▶ _Task instructions_: Go through the records and count every line that holds "Saturadas". Only the number belongs in the reply.

▶ _Task inputs_:
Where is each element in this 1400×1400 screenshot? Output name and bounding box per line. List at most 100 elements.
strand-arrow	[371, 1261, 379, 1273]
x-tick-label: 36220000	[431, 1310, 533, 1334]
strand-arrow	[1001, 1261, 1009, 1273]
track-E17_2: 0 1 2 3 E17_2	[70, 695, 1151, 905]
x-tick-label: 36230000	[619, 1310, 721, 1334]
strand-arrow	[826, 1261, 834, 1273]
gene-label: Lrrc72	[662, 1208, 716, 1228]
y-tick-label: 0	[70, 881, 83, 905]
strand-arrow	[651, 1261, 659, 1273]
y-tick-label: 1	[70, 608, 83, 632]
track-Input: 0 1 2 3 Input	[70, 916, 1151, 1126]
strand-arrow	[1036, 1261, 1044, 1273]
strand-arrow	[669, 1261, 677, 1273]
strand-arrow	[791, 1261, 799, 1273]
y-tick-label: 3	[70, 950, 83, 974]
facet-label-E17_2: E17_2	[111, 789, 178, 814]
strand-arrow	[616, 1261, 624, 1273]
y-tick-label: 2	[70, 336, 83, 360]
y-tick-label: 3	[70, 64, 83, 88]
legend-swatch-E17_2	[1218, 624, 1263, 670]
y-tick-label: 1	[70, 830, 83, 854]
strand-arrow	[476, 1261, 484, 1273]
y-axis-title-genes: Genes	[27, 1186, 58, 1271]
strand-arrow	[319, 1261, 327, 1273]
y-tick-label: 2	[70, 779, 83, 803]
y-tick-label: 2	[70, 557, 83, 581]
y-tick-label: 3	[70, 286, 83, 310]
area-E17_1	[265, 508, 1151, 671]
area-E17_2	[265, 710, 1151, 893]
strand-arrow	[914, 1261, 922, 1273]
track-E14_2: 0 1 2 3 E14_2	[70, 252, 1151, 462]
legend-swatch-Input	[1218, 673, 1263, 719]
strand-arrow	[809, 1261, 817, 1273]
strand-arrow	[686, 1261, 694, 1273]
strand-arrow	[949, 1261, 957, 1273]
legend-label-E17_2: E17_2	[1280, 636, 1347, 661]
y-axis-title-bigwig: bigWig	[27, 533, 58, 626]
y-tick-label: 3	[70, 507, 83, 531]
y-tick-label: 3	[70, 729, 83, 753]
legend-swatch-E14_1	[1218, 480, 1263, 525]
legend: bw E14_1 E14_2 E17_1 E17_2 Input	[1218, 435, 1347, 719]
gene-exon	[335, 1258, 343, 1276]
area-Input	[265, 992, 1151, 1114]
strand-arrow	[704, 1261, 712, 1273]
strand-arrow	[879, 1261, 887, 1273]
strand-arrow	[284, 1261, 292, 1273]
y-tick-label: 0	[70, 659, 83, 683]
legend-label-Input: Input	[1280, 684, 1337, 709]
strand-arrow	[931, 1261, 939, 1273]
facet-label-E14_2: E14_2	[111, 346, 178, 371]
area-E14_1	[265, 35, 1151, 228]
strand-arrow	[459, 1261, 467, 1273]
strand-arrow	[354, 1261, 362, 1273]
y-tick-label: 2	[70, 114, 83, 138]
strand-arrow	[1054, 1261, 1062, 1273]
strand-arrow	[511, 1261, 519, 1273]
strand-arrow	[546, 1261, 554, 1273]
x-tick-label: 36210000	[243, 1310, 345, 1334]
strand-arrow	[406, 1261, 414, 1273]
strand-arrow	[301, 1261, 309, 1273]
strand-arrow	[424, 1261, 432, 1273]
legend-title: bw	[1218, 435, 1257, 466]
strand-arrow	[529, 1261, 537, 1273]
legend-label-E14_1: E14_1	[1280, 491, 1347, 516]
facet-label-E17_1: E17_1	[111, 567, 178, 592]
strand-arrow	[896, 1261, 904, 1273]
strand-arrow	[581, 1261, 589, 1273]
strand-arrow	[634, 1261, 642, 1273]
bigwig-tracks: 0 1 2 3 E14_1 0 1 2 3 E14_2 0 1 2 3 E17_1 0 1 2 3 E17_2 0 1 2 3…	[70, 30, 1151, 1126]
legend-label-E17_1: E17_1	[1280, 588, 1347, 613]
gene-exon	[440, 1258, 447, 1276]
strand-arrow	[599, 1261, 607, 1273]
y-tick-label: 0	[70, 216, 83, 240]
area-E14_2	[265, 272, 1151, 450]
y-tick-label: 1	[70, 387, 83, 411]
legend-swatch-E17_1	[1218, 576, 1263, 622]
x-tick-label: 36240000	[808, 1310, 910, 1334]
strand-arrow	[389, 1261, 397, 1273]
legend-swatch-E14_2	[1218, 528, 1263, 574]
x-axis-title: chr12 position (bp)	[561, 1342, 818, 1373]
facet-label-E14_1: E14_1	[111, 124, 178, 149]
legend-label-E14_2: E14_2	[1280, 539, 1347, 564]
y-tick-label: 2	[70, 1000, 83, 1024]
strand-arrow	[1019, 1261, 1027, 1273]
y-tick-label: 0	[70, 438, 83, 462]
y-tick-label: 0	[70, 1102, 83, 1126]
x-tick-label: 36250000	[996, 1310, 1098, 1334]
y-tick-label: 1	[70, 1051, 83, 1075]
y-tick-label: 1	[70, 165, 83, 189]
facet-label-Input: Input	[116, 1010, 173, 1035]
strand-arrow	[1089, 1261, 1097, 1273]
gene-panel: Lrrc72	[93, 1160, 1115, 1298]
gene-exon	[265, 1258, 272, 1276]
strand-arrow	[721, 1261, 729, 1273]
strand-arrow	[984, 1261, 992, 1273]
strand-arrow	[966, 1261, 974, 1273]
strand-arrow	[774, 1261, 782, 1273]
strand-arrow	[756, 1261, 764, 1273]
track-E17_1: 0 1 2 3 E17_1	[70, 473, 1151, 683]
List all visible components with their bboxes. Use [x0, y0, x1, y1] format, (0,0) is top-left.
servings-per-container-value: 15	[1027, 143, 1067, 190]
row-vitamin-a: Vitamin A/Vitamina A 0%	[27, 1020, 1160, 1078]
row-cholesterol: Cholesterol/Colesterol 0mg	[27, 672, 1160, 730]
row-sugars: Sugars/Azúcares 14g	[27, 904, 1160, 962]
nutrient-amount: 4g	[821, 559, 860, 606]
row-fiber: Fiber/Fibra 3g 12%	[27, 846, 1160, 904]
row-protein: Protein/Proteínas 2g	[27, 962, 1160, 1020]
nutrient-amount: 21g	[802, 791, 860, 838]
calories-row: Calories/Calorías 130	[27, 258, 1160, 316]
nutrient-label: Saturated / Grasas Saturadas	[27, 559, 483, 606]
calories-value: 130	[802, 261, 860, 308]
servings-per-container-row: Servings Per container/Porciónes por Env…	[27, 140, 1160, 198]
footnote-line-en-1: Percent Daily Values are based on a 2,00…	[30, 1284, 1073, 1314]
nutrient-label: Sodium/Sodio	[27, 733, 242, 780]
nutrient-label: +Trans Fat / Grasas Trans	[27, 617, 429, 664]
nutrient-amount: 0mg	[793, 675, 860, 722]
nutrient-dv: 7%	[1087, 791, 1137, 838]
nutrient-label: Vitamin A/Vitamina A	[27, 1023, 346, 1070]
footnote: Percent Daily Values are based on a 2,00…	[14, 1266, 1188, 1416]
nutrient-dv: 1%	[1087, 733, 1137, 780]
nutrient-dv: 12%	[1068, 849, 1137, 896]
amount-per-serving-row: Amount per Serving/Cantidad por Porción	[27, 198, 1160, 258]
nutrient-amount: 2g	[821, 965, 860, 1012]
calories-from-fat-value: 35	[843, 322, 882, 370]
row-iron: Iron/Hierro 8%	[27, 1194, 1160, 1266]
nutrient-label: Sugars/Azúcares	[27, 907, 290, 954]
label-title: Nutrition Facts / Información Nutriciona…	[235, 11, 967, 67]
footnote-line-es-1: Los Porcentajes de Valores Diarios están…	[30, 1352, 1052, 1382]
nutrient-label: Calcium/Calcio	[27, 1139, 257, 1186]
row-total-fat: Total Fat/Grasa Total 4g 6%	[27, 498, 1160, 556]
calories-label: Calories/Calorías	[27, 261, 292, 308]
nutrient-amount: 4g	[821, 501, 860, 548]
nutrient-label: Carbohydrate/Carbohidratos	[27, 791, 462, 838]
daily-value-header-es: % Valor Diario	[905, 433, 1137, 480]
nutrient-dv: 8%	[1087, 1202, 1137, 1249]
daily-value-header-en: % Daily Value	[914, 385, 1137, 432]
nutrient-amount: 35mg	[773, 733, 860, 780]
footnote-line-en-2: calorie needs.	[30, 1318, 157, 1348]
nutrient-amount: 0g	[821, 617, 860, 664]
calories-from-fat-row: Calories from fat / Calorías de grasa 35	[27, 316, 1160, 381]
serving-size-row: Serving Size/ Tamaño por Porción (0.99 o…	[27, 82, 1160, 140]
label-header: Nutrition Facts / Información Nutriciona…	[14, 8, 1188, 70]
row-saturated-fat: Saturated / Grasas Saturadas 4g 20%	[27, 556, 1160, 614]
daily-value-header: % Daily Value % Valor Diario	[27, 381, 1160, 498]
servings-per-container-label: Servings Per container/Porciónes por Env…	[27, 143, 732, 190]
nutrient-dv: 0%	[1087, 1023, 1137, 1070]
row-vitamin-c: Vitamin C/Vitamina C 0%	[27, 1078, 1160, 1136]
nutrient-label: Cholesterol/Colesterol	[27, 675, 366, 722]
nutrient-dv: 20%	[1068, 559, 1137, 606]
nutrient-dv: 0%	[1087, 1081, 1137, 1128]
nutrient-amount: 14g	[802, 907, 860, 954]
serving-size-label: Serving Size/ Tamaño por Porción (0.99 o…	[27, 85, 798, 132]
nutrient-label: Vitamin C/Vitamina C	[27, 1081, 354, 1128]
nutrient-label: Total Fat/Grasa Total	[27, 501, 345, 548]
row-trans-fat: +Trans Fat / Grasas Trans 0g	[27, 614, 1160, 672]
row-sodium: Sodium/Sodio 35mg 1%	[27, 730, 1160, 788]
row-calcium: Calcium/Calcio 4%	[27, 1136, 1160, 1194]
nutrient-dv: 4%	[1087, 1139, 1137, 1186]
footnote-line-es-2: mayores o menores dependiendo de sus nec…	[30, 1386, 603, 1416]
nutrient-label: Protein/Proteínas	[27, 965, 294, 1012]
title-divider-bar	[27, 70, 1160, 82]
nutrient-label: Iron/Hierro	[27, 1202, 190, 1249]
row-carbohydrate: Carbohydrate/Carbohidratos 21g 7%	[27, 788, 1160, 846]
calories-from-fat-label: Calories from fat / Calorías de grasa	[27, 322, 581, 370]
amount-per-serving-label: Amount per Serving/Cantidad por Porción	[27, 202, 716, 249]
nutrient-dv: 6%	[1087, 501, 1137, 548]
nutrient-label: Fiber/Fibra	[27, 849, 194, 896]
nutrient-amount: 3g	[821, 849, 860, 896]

▶ _Result of this exercise_: 2